What you will do => Go through the listing and return every line with "Statikus" in it.

Records for the exercise =>
++++

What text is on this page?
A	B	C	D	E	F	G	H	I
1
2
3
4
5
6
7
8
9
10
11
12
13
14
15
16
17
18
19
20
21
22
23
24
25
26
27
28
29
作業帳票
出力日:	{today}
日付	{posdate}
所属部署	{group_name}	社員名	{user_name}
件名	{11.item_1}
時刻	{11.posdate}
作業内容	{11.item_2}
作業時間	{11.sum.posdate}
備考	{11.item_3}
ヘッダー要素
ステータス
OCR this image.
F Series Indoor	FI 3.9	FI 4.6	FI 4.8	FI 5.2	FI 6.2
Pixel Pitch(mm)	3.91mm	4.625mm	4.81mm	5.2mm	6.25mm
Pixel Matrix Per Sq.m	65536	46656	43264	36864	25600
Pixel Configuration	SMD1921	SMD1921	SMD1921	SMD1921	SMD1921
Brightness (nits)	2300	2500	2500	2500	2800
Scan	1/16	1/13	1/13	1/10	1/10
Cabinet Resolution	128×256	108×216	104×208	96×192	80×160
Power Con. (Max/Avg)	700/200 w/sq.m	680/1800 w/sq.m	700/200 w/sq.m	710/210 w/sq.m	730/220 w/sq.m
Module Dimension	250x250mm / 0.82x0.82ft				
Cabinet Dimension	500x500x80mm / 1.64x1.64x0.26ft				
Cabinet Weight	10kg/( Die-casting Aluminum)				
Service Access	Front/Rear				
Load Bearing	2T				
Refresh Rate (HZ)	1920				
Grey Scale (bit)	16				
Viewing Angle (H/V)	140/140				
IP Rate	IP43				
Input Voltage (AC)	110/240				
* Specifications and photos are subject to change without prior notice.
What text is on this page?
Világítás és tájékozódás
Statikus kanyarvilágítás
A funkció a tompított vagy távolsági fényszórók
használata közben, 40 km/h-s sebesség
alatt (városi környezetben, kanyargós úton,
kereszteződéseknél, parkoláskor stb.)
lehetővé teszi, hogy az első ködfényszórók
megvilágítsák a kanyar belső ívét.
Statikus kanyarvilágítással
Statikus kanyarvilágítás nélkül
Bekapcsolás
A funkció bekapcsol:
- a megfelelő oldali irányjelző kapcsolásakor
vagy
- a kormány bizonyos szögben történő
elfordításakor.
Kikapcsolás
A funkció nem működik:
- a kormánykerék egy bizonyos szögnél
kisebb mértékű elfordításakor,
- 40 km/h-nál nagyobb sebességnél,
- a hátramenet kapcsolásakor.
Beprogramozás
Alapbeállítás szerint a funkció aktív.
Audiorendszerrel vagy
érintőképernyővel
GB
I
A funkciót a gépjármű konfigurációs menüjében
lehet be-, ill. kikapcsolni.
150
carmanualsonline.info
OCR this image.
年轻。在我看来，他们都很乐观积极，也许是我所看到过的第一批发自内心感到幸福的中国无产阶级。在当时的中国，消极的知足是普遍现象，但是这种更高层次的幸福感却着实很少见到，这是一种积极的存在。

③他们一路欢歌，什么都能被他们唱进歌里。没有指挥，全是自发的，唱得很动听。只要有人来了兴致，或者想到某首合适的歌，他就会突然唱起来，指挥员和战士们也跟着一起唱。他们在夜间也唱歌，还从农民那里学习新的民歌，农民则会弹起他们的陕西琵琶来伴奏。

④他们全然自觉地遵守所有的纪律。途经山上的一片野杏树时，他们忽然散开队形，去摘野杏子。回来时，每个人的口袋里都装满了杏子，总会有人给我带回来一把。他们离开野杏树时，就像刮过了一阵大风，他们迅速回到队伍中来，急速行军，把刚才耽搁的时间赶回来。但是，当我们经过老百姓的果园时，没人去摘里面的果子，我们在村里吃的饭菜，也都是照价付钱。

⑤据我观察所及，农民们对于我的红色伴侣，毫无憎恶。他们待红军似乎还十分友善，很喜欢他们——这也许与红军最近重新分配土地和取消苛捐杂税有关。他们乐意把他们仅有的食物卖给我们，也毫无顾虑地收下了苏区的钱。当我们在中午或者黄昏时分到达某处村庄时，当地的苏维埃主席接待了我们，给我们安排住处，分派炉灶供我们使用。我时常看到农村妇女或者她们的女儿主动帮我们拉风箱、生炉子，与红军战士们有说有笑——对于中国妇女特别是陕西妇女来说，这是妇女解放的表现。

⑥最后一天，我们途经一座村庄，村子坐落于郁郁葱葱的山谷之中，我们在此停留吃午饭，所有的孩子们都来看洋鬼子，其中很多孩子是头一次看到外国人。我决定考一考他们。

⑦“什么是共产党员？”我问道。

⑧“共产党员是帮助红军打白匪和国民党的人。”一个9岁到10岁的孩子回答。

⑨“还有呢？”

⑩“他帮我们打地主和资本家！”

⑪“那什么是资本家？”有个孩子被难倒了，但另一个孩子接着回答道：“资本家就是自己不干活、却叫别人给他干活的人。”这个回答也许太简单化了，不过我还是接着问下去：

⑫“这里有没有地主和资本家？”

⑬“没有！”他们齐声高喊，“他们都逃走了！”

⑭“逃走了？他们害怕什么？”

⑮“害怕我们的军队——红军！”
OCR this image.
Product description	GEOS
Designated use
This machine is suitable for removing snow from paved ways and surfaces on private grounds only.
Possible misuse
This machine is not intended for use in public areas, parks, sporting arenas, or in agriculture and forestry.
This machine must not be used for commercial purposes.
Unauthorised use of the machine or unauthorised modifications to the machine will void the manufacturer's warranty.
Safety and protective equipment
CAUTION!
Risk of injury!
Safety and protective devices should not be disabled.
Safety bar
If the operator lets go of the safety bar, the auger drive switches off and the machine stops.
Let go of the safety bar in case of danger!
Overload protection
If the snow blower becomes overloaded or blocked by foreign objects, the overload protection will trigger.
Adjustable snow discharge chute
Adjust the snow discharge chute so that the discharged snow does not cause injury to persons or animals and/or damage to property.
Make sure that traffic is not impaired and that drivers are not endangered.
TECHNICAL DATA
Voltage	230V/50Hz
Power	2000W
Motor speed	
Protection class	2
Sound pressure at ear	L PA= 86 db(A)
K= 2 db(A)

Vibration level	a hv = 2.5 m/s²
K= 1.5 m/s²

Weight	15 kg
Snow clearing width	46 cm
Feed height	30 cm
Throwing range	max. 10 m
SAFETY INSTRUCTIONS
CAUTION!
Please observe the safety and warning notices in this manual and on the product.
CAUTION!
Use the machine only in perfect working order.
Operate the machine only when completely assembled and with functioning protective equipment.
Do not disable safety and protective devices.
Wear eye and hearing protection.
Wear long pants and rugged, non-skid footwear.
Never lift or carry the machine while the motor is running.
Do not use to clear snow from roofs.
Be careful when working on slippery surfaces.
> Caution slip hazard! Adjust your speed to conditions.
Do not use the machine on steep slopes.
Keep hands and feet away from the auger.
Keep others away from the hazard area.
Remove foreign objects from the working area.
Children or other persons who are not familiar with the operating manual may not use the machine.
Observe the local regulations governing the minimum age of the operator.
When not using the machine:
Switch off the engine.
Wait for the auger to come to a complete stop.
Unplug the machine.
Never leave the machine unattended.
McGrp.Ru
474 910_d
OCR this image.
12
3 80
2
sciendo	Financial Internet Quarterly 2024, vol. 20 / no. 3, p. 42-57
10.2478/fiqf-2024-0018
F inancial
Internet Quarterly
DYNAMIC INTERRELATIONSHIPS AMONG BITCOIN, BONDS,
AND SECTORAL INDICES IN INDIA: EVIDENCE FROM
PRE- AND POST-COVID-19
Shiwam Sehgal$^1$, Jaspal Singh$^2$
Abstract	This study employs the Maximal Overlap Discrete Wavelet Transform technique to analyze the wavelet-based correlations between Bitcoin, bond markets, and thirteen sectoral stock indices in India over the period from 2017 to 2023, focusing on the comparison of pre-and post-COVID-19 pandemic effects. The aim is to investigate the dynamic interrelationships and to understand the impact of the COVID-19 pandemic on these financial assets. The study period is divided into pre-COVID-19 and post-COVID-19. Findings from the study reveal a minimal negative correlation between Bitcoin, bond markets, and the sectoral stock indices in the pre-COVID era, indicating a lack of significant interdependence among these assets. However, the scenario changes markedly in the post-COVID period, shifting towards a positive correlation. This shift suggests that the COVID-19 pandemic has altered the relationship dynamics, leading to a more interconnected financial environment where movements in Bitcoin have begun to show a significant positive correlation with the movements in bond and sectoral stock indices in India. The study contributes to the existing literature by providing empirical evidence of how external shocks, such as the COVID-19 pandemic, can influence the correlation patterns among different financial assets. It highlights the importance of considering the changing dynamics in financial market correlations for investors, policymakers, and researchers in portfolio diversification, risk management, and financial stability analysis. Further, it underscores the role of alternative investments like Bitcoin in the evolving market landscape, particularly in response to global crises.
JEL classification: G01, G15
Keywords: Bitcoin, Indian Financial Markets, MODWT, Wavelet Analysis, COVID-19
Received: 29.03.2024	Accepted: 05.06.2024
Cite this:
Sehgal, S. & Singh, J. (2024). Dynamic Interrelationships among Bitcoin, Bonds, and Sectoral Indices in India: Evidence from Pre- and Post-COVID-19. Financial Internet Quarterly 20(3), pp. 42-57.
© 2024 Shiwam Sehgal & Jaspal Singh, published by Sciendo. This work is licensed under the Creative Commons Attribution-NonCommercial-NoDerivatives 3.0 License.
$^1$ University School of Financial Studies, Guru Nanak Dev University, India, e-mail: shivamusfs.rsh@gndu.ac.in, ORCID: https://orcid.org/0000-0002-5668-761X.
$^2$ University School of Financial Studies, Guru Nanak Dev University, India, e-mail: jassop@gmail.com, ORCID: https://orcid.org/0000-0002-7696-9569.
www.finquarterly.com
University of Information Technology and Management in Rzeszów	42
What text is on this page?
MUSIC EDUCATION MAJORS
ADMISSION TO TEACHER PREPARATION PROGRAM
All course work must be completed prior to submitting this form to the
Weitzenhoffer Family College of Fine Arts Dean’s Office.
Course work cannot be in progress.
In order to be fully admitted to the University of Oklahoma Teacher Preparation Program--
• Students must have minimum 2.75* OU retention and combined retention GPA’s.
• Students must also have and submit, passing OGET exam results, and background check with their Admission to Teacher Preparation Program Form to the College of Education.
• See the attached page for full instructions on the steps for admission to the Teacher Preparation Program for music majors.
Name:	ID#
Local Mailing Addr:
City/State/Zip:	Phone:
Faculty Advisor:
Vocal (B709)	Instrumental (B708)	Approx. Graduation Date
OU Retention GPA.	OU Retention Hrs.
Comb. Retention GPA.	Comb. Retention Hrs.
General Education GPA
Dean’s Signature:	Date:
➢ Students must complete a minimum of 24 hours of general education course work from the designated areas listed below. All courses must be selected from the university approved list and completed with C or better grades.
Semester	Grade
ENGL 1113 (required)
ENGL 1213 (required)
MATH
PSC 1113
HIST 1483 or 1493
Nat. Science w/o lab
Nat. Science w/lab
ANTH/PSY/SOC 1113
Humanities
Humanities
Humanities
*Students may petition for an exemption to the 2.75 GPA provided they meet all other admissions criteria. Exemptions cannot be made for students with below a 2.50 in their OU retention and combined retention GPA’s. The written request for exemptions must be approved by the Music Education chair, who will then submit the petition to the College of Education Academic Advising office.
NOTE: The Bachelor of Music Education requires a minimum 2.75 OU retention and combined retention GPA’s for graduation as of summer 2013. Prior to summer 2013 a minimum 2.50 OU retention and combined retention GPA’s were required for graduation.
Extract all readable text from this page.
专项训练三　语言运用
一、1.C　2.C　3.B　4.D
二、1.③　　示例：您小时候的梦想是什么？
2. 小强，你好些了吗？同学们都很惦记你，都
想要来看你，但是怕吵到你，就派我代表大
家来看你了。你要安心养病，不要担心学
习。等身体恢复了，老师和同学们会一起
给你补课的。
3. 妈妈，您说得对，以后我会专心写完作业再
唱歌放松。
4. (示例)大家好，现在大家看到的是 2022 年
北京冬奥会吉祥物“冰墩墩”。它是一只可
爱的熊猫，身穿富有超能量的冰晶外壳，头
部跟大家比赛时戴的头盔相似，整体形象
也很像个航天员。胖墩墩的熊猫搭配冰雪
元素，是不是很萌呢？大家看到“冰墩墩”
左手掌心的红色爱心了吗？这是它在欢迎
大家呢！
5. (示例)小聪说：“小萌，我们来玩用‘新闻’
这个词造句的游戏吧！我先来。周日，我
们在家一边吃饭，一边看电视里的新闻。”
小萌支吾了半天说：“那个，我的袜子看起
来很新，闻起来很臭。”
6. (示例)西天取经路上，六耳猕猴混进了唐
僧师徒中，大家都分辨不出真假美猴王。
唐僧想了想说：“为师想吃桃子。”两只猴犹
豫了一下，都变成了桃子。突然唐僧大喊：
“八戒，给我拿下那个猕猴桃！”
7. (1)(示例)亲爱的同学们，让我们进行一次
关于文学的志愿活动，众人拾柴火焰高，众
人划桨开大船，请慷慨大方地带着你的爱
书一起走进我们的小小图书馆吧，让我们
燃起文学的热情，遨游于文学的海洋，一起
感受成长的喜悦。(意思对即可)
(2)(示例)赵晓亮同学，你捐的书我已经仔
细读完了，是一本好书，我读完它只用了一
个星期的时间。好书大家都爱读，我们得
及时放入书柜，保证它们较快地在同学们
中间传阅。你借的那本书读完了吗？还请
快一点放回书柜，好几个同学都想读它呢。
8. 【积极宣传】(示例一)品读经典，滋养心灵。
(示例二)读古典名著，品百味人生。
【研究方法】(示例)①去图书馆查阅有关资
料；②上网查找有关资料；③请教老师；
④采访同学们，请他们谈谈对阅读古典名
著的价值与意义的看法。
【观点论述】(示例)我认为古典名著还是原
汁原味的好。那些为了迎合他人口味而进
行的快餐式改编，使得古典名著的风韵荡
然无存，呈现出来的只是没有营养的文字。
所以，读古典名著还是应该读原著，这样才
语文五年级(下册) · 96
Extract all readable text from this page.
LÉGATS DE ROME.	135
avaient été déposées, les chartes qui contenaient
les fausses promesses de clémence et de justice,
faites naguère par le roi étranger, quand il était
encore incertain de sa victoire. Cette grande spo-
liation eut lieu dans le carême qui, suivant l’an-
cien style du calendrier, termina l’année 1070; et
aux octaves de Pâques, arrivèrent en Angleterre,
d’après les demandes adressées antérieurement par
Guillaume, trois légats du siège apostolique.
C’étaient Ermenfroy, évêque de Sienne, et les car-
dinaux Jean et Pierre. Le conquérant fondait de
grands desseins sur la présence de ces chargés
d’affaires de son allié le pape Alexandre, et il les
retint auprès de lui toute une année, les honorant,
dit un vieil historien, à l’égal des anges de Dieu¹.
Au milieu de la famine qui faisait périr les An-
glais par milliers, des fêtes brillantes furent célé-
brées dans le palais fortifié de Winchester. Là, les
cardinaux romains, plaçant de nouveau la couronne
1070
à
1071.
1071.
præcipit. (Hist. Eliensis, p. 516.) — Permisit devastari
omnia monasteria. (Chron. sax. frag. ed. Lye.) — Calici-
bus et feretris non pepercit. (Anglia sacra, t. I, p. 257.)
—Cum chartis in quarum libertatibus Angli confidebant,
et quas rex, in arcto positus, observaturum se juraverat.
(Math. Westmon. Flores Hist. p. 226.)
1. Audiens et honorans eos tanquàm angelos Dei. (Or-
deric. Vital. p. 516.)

++++

Output of the exercise =>
Statikus kanyarvilágítás
Statikus kanyarvilágítással
Statikus kanyarvilágítás nélkül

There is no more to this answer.